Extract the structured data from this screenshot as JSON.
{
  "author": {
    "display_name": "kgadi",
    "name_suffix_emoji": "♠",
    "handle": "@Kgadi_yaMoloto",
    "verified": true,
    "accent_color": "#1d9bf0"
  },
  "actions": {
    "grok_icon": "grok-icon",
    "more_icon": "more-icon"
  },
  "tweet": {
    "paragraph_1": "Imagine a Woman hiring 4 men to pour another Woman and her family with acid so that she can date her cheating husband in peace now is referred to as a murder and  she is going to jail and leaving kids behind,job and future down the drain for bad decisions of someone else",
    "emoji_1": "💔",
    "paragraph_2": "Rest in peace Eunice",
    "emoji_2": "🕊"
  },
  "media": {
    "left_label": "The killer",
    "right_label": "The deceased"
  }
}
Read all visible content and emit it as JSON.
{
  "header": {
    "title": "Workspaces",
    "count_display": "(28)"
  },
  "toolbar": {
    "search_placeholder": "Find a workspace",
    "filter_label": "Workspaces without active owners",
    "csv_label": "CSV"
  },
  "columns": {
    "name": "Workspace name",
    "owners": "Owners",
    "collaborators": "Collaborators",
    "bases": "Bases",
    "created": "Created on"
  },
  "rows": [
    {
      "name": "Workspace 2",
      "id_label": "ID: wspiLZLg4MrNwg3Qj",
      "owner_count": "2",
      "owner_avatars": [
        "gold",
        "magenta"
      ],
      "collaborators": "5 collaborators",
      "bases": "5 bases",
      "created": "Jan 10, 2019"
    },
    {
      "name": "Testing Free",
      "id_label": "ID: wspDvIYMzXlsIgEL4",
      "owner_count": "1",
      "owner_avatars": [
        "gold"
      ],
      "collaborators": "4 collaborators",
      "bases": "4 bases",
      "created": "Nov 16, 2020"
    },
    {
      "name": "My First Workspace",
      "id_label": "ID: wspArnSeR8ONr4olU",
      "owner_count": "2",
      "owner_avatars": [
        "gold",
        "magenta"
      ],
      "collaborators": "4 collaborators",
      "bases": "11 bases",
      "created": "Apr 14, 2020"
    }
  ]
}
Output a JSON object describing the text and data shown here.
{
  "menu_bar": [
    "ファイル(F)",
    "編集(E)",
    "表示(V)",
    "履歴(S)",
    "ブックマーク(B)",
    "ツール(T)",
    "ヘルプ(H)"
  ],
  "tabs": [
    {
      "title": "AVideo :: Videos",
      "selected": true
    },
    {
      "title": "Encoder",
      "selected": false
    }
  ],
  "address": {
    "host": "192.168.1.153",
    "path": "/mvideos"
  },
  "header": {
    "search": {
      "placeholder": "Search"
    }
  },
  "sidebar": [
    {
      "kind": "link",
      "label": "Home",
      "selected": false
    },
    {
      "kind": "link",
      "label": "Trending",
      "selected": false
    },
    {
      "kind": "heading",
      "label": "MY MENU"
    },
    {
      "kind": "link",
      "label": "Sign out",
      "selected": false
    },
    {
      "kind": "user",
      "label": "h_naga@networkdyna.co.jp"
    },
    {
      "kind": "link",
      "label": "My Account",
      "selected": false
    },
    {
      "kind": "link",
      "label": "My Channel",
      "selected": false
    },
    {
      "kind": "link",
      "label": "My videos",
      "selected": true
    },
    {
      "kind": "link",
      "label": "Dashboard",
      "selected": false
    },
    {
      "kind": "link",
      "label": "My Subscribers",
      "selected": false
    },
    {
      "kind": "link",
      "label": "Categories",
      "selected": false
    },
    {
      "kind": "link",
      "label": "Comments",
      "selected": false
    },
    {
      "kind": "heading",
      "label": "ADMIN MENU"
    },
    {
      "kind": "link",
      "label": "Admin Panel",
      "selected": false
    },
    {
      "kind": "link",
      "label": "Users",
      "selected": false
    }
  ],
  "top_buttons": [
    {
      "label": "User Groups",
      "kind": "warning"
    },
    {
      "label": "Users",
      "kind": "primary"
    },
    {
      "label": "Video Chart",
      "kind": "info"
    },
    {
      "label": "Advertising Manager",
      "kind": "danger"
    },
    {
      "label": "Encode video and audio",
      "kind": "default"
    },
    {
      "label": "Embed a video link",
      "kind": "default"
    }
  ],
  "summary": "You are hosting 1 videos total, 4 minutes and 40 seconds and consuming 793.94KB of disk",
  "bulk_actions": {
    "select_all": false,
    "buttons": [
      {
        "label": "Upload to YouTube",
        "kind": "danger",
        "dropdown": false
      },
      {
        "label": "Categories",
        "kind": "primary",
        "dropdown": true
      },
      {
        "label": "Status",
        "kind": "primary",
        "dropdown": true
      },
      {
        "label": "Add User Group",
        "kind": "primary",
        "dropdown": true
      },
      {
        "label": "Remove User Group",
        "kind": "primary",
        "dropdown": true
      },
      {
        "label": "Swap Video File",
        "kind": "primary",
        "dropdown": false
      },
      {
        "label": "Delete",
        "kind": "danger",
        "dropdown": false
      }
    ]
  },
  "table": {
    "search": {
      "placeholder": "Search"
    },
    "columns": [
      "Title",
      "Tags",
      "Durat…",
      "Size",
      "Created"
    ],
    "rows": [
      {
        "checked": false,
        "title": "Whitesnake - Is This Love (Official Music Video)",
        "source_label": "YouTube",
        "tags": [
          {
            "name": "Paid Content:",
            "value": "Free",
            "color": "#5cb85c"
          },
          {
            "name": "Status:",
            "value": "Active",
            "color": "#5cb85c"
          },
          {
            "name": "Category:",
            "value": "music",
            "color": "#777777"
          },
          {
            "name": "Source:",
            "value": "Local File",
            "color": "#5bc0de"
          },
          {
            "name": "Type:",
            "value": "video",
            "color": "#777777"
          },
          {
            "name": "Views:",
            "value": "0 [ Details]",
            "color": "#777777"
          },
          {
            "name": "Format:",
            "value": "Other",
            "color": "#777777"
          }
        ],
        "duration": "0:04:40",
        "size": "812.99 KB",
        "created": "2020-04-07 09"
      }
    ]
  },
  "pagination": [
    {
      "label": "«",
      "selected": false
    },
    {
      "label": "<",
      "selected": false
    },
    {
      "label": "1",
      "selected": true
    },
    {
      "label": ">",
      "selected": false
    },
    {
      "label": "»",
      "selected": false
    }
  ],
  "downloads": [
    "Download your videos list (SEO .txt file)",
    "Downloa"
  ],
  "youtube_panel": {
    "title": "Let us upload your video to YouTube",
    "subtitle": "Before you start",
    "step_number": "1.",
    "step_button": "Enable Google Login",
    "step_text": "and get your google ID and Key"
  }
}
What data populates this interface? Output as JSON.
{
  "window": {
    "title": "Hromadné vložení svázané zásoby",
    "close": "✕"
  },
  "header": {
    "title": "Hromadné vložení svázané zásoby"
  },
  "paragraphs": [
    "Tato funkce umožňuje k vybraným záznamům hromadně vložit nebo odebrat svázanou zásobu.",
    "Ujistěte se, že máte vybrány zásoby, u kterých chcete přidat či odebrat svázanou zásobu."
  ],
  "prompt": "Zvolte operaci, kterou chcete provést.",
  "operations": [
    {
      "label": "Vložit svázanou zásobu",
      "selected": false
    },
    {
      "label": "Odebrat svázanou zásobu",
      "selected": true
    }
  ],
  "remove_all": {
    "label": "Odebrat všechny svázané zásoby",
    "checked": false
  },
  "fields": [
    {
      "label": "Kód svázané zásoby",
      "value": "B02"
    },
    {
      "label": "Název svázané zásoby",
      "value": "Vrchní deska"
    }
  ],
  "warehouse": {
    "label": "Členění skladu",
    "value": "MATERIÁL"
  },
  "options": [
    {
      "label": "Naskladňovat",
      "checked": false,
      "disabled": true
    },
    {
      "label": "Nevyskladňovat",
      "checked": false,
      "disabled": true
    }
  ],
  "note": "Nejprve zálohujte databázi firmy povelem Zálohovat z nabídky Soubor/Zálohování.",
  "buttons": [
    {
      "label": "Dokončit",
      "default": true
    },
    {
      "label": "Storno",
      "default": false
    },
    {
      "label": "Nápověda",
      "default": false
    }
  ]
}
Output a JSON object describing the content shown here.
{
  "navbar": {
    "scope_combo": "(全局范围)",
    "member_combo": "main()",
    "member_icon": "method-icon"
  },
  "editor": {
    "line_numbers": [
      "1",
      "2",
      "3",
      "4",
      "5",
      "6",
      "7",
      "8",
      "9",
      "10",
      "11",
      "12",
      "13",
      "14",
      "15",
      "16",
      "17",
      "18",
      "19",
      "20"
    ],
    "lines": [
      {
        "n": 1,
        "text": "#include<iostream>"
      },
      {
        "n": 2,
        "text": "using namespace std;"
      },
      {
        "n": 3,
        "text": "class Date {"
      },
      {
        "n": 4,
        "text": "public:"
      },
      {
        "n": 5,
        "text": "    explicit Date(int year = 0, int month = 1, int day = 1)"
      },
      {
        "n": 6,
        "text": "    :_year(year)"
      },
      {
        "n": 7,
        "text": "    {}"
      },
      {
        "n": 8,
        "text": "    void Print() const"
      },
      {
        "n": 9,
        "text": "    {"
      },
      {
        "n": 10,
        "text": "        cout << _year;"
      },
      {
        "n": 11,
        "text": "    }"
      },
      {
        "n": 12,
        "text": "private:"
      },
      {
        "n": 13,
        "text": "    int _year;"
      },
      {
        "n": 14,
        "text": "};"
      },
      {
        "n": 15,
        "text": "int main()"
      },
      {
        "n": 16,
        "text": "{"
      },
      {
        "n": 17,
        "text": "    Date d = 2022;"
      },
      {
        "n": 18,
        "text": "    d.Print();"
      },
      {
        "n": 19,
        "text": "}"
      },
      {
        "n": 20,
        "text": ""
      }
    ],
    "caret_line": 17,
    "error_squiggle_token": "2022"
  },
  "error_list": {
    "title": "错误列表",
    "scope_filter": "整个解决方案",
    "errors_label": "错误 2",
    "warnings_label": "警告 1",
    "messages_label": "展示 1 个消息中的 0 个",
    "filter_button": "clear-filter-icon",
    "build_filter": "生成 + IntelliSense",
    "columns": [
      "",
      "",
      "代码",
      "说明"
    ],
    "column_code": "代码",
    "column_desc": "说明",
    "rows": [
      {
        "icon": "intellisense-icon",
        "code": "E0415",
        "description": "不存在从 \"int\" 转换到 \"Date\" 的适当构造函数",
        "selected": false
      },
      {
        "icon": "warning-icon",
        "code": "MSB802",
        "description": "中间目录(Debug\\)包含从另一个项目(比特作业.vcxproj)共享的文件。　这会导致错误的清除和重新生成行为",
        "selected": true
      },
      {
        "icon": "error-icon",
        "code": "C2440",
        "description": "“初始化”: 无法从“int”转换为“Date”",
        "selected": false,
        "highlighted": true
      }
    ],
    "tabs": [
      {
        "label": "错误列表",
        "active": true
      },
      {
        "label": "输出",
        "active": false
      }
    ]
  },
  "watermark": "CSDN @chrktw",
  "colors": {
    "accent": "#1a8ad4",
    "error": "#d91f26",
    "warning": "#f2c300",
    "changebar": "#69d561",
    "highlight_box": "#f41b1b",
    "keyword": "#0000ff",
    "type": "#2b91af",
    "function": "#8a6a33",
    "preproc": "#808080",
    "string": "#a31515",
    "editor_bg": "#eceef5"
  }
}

> _AIM OF THE TASK_
Return each line with "object".

> _RESULT OF THIS EXERCISE_
Output a JSON object describing the text and data shown here.
Output a JSON object describing the content shown here.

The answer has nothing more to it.